_Problem to work on_
Every line of the listing must be reproduced as it stands. Leave the images behind.

_Given data_
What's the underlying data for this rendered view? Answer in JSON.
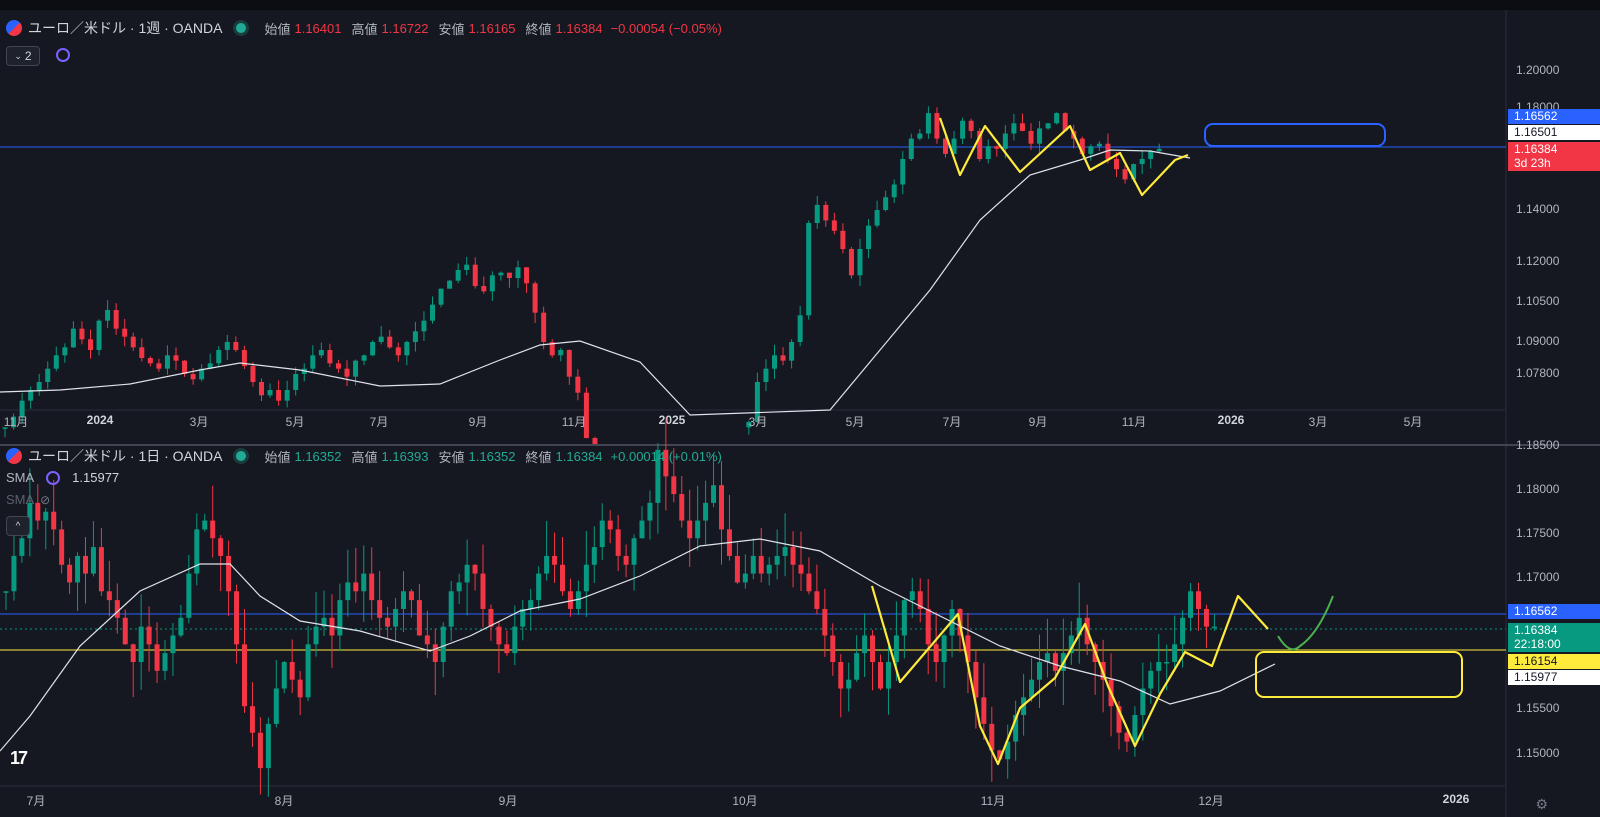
{
  "top": {
    "symbol": "ユーロ／米ドル · 1週 · OANDA",
    "ohlc": {
      "open_label": "始値",
      "open": "1.16401",
      "high_label": "高値",
      "high": "1.16722",
      "low_label": "安値",
      "low": "1.16165",
      "close_label": "終値",
      "close": "1.16384",
      "change": "−0.00054 (−0.05%)"
    },
    "indicator_count": "2",
    "price_axis": [
      "1.20000",
      "1.18000",
      "1.14000",
      "1.12000",
      "1.10500",
      "1.09000",
      "1.07800"
    ],
    "time_axis": [
      "11月",
      "2024",
      "3月",
      "5月",
      "7月",
      "9月",
      "11月",
      "2025",
      "3月",
      "5月",
      "7月",
      "9月",
      "11月",
      "2026",
      "3月",
      "5月"
    ],
    "time_axis_bold": [
      "2024",
      "2025",
      "2026"
    ],
    "tags": [
      {
        "value": "1.16562",
        "bg": "#2962ff",
        "fg": "#ffffff"
      },
      {
        "value": "1.16501",
        "bg": "#ffffff",
        "fg": "#131722"
      },
      {
        "value": "1.16384",
        "bg": "#f23645",
        "fg": "#ffffff"
      },
      {
        "value": "3d 23h",
        "bg": "#f23645",
        "fg": "#ffffff"
      }
    ]
  },
  "bottom": {
    "symbol": "ユーロ／米ドル · 1日 · OANDA",
    "ohlc": {
      "open_label": "始値",
      "open": "1.16352",
      "high_label": "高値",
      "high": "1.16393",
      "low_label": "安値",
      "low": "1.16352",
      "close_label": "終値",
      "close": "1.16384",
      "change": "+0.00014 (+0.01%)"
    },
    "sma_label": "SMA",
    "sma_value": "1.15977",
    "sma2_label": "SMA",
    "price_axis": [
      "1.18500",
      "1.18000",
      "1.17500",
      "1.17000",
      "1.15500",
      "1.15000"
    ],
    "time_axis": [
      "7月",
      "8月",
      "9月",
      "10月",
      "11月",
      "12月",
      "2026"
    ],
    "time_axis_bold": [
      "2026"
    ],
    "tags": [
      {
        "value": "1.16562",
        "bg": "#2962ff",
        "fg": "#ffffff"
      },
      {
        "value": "1.16384",
        "bg": "#089981",
        "fg": "#ffffff"
      },
      {
        "value": "22:18:00",
        "bg": "#089981",
        "fg": "#ffffff"
      },
      {
        "value": "1.16154",
        "bg": "#ffeb3b",
        "fg": "#131722"
      },
      {
        "value": "1.15977",
        "bg": "#ffffff",
        "fg": "#131722"
      }
    ]
  },
  "colors": {
    "up": "#089981",
    "down": "#f23645",
    "zigzag": "#ffeb3b",
    "forecast": "#4caf50",
    "sma": "#e0e3eb",
    "blue_line": "#2962ff",
    "yellow_line": "#ffeb3b"
  },
  "tradingview_logo": "17"
}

_Written response_
What's the underlying data for this rendered view? Answer in JSON.
{
  "top": {
    "symbol": "ユーロ／米ドル · 1週 · OANDA",
    "ohlc": {
      "open_label": "始値",
      "open": "1.16401",
      "high_label": "高値",
      "high": "1.16722",
      "low_label": "安値",
      "low": "1.16165",
      "close_label": "終値",
      "close": "1.16384",
      "change": "−0.00054 (−0.05%)"
    },
    "indicator_count": "2",
    "price_axis": [
      "1.20000",
      "1.18000",
      "1.14000",
      "1.12000",
      "1.10500",
      "1.09000",
      "1.07800"
    ],
    "time_axis": [
      "11月",
      "2024",
      "3月",
      "5月",
      "7月",
      "9月",
      "11月",
      "2025",
      "3月",
      "5月",
      "7月",
      "9月",
      "11月",
      "2026",
      "3月",
      "5月"
    ],
    "time_axis_bold": [
      "2024",
      "2025",
      "2026"
    ],
    "tags": [
      {
        "value": "1.16562",
        "bg": "#2962ff",
        "fg": "#ffffff"
      },
      {
        "value": "1.16501",
        "bg": "#ffffff",
        "fg": "#131722"
      },
      {
        "value": "1.16384",
        "bg": "#f23645",
        "fg": "#ffffff"
      },
      {
        "value": "3d 23h",
        "bg": "#f23645",
        "fg": "#ffffff"
      }
    ]
  },
  "bottom": {
    "symbol": "ユーロ／米ドル · 1日 · OANDA",
    "ohlc": {
      "open_label": "始値",
      "open": "1.16352",
      "high_label": "高値",
      "high": "1.16393",
      "low_label": "安値",
      "low": "1.16352",
      "close_label": "終値",
      "close": "1.16384",
      "change": "+0.00014 (+0.01%)"
    },
    "sma_label": "SMA",
    "sma_value": "1.15977",
    "sma2_label": "SMA",
    "price_axis": [
      "1.18500",
      "1.18000",
      "1.17500",
      "1.17000",
      "1.15500",
      "1.15000"
    ],
    "time_axis": [
      "7月",
      "8月",
      "9月",
      "10月",
      "11月",
      "12月",
      "2026"
    ],
    "time_axis_bold": [
      "2026"
    ],
    "tags": [
      {
        "value": "1.16562",
        "bg": "#2962ff",
        "fg": "#ffffff"
      },
      {
        "value": "1.16384",
        "bg": "#089981",
        "fg": "#ffffff"
      },
      {
        "value": "22:18:00",
        "bg": "#089981",
        "fg": "#ffffff"
      },
      {
        "value": "1.16154",
        "bg": "#ffeb3b",
        "fg": "#131722"
      },
      {
        "value": "1.15977",
        "bg": "#ffffff",
        "fg": "#131722"
      }
    ]
  },
  "colors": {
    "up": "#089981",
    "down": "#f23645",
    "zigzag": "#ffeb3b",
    "forecast": "#4caf50",
    "sma": "#e0e3eb",
    "blue_line": "#2962ff",
    "yellow_line": "#ffeb3b"
  },
  "tradingview_logo": "17"
}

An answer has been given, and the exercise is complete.